__What the exercise asks__. Gather up the lines with the word "настоящего" in them.

Dataset records
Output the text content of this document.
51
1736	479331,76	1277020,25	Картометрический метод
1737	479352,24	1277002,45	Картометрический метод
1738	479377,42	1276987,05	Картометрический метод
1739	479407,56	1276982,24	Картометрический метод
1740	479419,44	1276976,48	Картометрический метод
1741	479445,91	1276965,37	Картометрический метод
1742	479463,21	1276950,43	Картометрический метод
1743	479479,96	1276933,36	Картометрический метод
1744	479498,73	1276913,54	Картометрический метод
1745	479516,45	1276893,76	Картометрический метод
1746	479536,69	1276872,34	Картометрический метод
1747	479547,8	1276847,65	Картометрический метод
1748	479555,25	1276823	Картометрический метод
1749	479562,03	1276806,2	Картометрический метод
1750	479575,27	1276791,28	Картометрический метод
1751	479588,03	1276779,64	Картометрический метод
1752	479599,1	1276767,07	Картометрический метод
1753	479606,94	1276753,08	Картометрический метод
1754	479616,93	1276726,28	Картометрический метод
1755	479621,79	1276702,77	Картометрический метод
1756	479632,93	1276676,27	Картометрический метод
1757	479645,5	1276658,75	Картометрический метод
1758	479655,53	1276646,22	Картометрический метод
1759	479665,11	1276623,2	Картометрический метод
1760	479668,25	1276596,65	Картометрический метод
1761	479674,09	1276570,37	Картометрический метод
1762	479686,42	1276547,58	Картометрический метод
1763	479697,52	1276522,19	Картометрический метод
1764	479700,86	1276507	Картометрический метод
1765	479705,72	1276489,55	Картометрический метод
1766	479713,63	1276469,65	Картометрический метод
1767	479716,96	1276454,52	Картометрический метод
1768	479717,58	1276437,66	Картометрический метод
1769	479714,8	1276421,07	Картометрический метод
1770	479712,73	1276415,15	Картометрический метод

...

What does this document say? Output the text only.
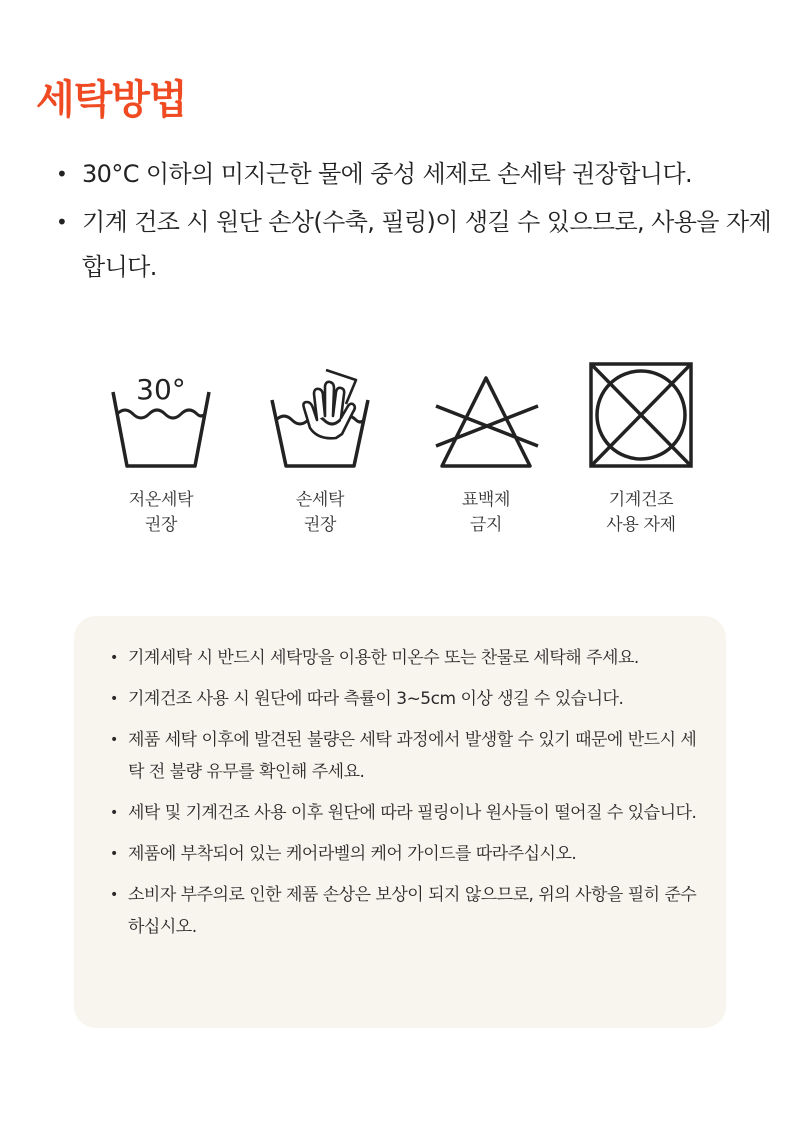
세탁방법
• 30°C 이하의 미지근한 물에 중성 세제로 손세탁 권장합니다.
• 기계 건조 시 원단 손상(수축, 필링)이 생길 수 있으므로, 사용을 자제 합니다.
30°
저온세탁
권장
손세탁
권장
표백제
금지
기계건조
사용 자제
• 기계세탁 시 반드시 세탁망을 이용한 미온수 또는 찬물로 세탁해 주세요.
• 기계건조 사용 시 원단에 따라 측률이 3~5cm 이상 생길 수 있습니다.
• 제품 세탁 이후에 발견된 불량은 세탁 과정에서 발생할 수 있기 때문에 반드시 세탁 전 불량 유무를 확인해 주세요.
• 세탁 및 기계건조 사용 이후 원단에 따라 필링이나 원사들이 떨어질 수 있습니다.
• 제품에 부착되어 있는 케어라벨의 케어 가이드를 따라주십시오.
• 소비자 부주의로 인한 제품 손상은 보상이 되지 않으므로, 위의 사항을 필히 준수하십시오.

---

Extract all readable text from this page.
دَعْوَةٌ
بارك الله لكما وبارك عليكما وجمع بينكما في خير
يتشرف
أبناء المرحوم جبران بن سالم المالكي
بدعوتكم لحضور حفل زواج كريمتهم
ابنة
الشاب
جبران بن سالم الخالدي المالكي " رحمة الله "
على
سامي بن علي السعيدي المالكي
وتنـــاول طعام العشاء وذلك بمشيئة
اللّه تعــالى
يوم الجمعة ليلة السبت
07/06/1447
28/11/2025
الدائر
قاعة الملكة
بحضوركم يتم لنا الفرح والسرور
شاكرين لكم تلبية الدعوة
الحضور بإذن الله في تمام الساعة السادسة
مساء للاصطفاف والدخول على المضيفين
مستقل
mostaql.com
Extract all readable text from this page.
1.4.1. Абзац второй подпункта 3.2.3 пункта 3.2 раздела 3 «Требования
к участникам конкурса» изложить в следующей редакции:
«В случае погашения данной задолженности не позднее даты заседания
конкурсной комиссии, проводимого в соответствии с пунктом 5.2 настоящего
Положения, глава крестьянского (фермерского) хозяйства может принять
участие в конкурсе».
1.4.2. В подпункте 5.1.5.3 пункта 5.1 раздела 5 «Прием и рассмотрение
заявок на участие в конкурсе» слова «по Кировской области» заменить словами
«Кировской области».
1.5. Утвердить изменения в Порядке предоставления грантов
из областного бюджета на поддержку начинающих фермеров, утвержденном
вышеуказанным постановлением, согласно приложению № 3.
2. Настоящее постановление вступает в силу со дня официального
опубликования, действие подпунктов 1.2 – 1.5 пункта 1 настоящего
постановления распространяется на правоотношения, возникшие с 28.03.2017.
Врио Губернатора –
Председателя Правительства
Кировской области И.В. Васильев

__Result for this task__.
конкурсной комиссии, проводимого в соответствии с пунктом 5.2 настоящего
опубликования, действие подпунктов 1.2 – 1.5 пункта 1 настоящего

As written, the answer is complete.